-- START --

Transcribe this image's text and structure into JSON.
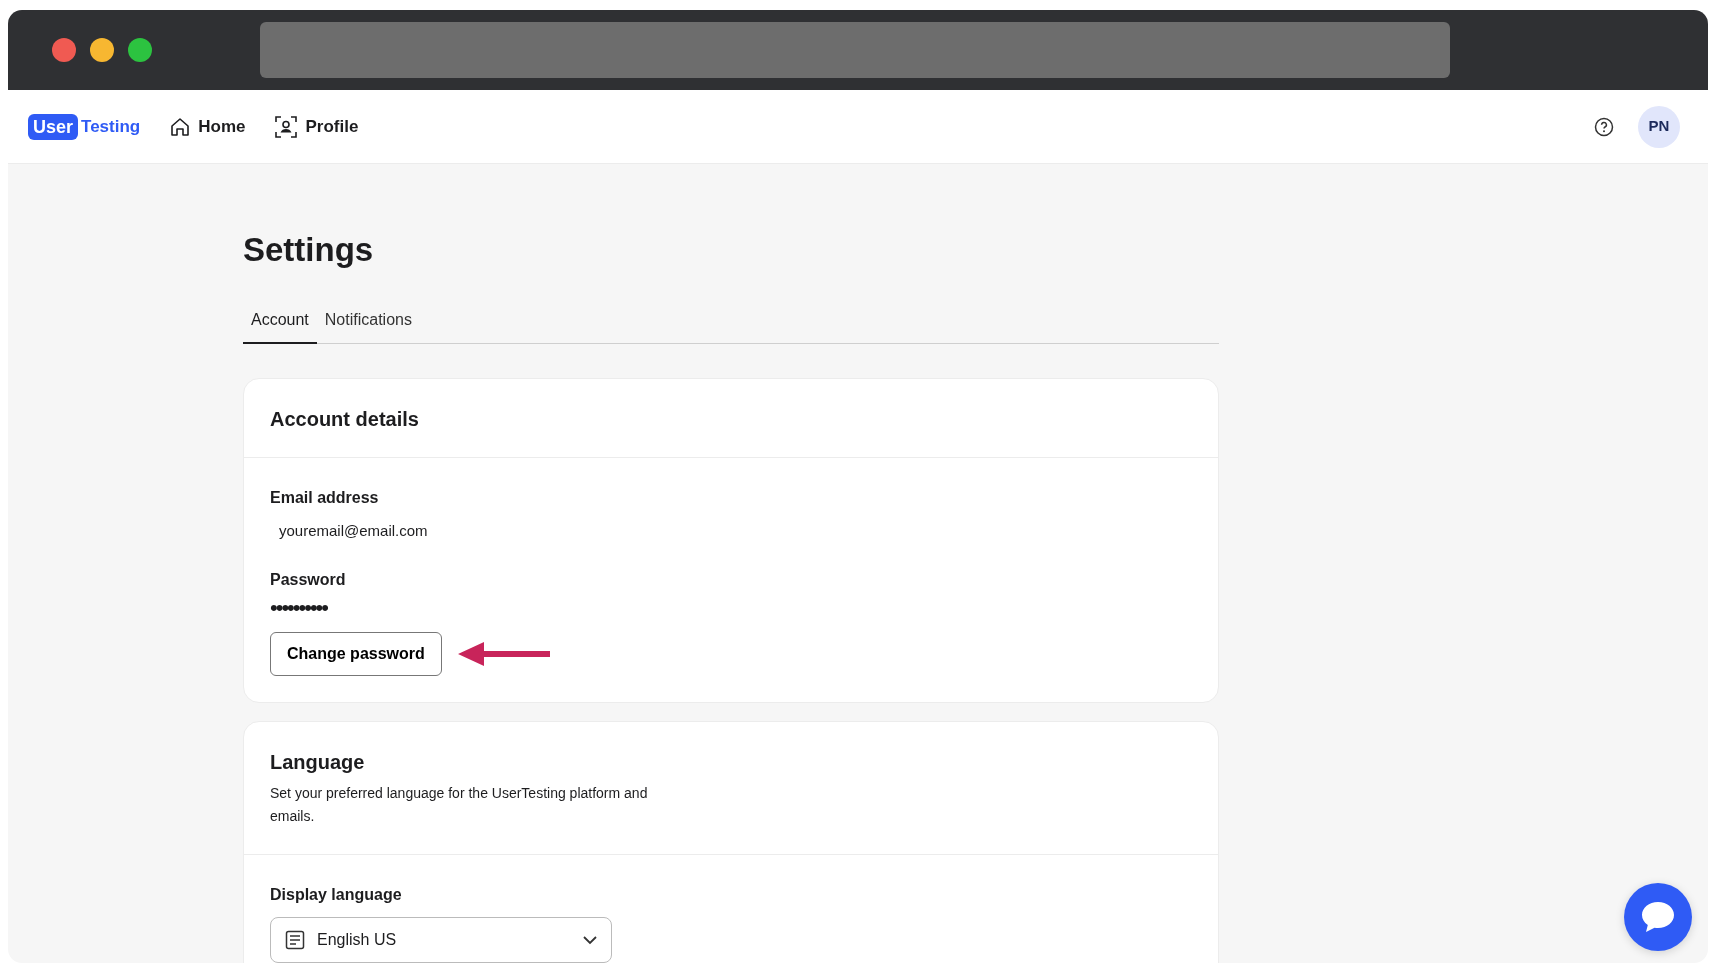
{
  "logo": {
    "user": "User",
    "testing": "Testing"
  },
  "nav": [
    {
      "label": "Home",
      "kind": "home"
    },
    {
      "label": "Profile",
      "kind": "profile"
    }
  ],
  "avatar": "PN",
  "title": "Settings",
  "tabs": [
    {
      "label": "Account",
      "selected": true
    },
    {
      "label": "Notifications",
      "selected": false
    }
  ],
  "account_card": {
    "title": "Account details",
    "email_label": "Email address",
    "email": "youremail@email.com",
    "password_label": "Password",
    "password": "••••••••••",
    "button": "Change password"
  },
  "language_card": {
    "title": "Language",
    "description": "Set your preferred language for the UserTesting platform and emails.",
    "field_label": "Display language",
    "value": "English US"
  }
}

-- END --

• EXERCISE DIRECTIONS: Go through the material above and print all of it exactly, except the pictures.

• RESULT OF THE EXERCISE:
Transcribe this image's text and structure into JSON.
{
  "logo": {
    "user": "User",
    "testing": "Testing"
  },
  "nav": [
    {
      "label": "Home",
      "kind": "home"
    },
    {
      "label": "Profile",
      "kind": "profile"
    }
  ],
  "avatar": "PN",
  "title": "Settings",
  "tabs": [
    {
      "label": "Account",
      "selected": true
    },
    {
      "label": "Notifications",
      "selected": false
    }
  ],
  "account_card": {
    "title": "Account details",
    "email_label": "Email address",
    "email": "youremail@email.com",
    "password_label": "Password",
    "password": "••••••••••",
    "button": "Change password"
  },
  "language_card": {
    "title": "Language",
    "description": "Set your preferred language for the UserTesting platform and emails.",
    "field_label": "Display language",
    "value": "English US"
  }
}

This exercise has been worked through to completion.